### Excerpt from a dataset:
- - - - -

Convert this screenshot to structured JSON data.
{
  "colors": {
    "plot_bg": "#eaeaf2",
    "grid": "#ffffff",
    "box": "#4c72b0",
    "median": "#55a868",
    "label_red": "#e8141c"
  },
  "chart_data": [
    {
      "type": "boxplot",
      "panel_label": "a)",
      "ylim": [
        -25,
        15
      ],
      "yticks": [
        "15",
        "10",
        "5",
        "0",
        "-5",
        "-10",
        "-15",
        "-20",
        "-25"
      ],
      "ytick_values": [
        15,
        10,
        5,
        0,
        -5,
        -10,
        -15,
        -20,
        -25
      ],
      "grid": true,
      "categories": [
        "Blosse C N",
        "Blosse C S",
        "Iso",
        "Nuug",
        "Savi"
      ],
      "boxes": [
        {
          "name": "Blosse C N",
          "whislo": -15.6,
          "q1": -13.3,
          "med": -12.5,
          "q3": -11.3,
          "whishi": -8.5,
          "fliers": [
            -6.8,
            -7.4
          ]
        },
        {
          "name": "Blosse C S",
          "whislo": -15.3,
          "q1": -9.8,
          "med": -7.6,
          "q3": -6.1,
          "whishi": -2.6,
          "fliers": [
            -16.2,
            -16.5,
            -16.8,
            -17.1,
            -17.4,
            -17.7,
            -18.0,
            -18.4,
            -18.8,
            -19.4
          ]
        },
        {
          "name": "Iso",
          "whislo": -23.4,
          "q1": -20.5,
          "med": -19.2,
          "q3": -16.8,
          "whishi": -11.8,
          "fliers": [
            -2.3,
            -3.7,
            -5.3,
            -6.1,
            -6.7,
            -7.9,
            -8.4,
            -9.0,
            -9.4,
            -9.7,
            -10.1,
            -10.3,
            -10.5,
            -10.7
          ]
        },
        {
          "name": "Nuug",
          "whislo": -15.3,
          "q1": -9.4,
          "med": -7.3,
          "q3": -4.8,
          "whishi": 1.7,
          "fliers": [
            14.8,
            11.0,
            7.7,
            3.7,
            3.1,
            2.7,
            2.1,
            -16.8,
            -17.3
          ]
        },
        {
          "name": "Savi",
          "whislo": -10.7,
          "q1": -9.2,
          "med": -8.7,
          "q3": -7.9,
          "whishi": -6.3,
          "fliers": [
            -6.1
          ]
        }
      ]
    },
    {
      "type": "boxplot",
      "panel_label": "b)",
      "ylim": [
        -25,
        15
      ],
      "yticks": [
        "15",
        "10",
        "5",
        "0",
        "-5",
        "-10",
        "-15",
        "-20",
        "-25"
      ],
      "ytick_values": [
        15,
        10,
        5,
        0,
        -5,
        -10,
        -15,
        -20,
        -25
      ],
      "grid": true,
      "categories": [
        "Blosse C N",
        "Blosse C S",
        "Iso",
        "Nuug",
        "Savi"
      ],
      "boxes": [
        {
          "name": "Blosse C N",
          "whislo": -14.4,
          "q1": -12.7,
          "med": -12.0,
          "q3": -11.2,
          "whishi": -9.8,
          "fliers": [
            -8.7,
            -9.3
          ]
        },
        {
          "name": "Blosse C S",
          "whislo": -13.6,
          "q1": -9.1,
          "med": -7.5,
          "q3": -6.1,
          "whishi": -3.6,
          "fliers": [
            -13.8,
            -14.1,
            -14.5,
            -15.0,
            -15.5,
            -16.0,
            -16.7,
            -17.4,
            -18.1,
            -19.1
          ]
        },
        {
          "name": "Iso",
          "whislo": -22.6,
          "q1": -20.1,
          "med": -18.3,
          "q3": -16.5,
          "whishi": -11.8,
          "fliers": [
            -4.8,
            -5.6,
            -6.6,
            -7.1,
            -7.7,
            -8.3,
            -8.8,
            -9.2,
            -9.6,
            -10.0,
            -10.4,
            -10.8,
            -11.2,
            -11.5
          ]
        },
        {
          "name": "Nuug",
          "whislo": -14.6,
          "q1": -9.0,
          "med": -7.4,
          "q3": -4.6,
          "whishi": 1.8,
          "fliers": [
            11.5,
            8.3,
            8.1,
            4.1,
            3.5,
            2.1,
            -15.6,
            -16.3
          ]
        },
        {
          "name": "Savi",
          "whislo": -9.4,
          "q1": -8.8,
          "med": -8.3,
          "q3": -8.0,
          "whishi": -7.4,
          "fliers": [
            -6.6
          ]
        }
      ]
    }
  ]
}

- - - - -

### TASK DETAILS:
Reproduce the listing in full. Keep it exactly as written.

### SOLUTION BELOW:
Convert this screenshot to structured JSON data.
{
  "colors": {
    "plot_bg": "#eaeaf2",
    "grid": "#ffffff",
    "box": "#4c72b0",
    "median": "#55a868",
    "label_red": "#e8141c"
  },
  "chart_data": [
    {
      "type": "boxplot",
      "panel_label": "a)",
      "ylim": [
        -25,
        15
      ],
      "yticks": [
        "15",
        "10",
        "5",
        "0",
        "-5",
        "-10",
        "-15",
        "-20",
        "-25"
      ],
      "ytick_values": [
        15,
        10,
        5,
        0,
        -5,
        -10,
        -15,
        -20,
        -25
      ],
      "grid": true,
      "categories": [
        "Blosse C N",
        "Blosse C S",
        "Iso",
        "Nuug",
        "Savi"
      ],
      "boxes": [
        {
          "name": "Blosse C N",
          "whislo": -15.6,
          "q1": -13.3,
          "med": -12.5,
          "q3": -11.3,
          "whishi": -8.5,
          "fliers": [
            -6.8,
            -7.4
          ]
        },
        {
          "name": "Blosse C S",
          "whislo": -15.3,
          "q1": -9.8,
          "med": -7.6,
          "q3": -6.1,
          "whishi": -2.6,
          "fliers": [
            -16.2,
            -16.5,
            -16.8,
            -17.1,
            -17.4,
            -17.7,
            -18.0,
            -18.4,
            -18.8,
            -19.4
          ]
        },
        {
          "name": "Iso",
          "whislo": -23.4,
          "q1": -20.5,
          "med": -19.2,
          "q3": -16.8,
          "whishi": -11.8,
          "fliers": [
            -2.3,
            -3.7,
            -5.3,
            -6.1,
            -6.7,
            -7.9,
            -8.4,
            -9.0,
            -9.4,
            -9.7,
            -10.1,
            -10.3,
            -10.5,
            -10.7
          ]
        },
        {
          "name": "Nuug",
          "whislo": -15.3,
          "q1": -9.4,
          "med": -7.3,
          "q3": -4.8,
          "whishi": 1.7,
          "fliers": [
            14.8,
            11.0,
            7.7,
            3.7,
            3.1,
            2.7,
            2.1,
            -16.8,
            -17.3
          ]
        },
        {
          "name": "Savi",
          "whislo": -10.7,
          "q1": -9.2,
          "med": -8.7,
          "q3": -7.9,
          "whishi": -6.3,
          "fliers": [
            -6.1
          ]
        }
      ]
    },
    {
      "type": "boxplot",
      "panel_label": "b)",
      "ylim": [
        -25,
        15
      ],
      "yticks": [
        "15",
        "10",
        "5",
        "0",
        "-5",
        "-10",
        "-15",
        "-20",
        "-25"
      ],
      "ytick_values": [
        15,
        10,
        5,
        0,
        -5,
        -10,
        -15,
        -20,
        -25
      ],
      "grid": true,
      "categories": [
        "Blosse C N",
        "Blosse C S",
        "Iso",
        "Nuug",
        "Savi"
      ],
      "boxes": [
        {
          "name": "Blosse C N",
          "whislo": -14.4,
          "q1": -12.7,
          "med": -12.0,
          "q3": -11.2,
          "whishi": -9.8,
          "fliers": [
            -8.7,
            -9.3
          ]
        },
        {
          "name": "Blosse C S",
          "whislo": -13.6,
          "q1": -9.1,
          "med": -7.5,
          "q3": -6.1,
          "whishi": -3.6,
          "fliers": [
            -13.8,
            -14.1,
            -14.5,
            -15.0,
            -15.5,
            -16.0,
            -16.7,
            -17.4,
            -18.1,
            -19.1
          ]
        },
        {
          "name": "Iso",
          "whislo": -22.6,
          "q1": -20.1,
          "med": -18.3,
          "q3": -16.5,
          "whishi": -11.8,
          "fliers": [
            -4.8,
            -5.6,
            -6.6,
            -7.1,
            -7.7,
            -8.3,
            -8.8,
            -9.2,
            -9.6,
            -10.0,
            -10.4,
            -10.8,
            -11.2,
            -11.5
          ]
        },
        {
          "name": "Nuug",
          "whislo": -14.6,
          "q1": -9.0,
          "med": -7.4,
          "q3": -4.6,
          "whishi": 1.8,
          "fliers": [
            11.5,
            8.3,
            8.1,
            4.1,
            3.5,
            2.1,
            -15.6,
            -16.3
          ]
        },
        {
          "name": "Savi",
          "whislo": -9.4,
          "q1": -8.8,
          "med": -8.3,
          "q3": -8.0,
          "whishi": -7.4,
          "fliers": [
            -6.6
          ]
        }
      ]
    }
  ]
}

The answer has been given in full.